*Record list*:
##############################
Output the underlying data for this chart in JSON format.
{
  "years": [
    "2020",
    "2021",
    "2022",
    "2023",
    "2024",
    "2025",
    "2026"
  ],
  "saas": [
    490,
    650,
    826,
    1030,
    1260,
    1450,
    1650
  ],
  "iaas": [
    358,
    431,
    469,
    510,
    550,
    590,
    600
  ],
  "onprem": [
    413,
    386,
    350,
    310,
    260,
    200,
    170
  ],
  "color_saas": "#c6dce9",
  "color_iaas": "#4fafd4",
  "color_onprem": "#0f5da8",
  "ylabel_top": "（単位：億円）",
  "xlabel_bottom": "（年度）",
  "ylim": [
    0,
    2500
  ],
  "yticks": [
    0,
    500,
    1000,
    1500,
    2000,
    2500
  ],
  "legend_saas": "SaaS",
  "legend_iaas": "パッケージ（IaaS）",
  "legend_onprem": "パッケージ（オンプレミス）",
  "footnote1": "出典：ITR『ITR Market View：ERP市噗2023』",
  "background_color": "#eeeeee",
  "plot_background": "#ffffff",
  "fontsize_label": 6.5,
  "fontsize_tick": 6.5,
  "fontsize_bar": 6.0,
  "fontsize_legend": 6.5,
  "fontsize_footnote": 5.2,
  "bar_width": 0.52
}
##############################
*Set exercise*:
Pick out and copy every line that contains the word "パッケージ".

*Result for this exercise*:
  "legend_iaas": "パッケージ（IaaS）",
  "legend_onprem": "パッケージ（オンプレミス）",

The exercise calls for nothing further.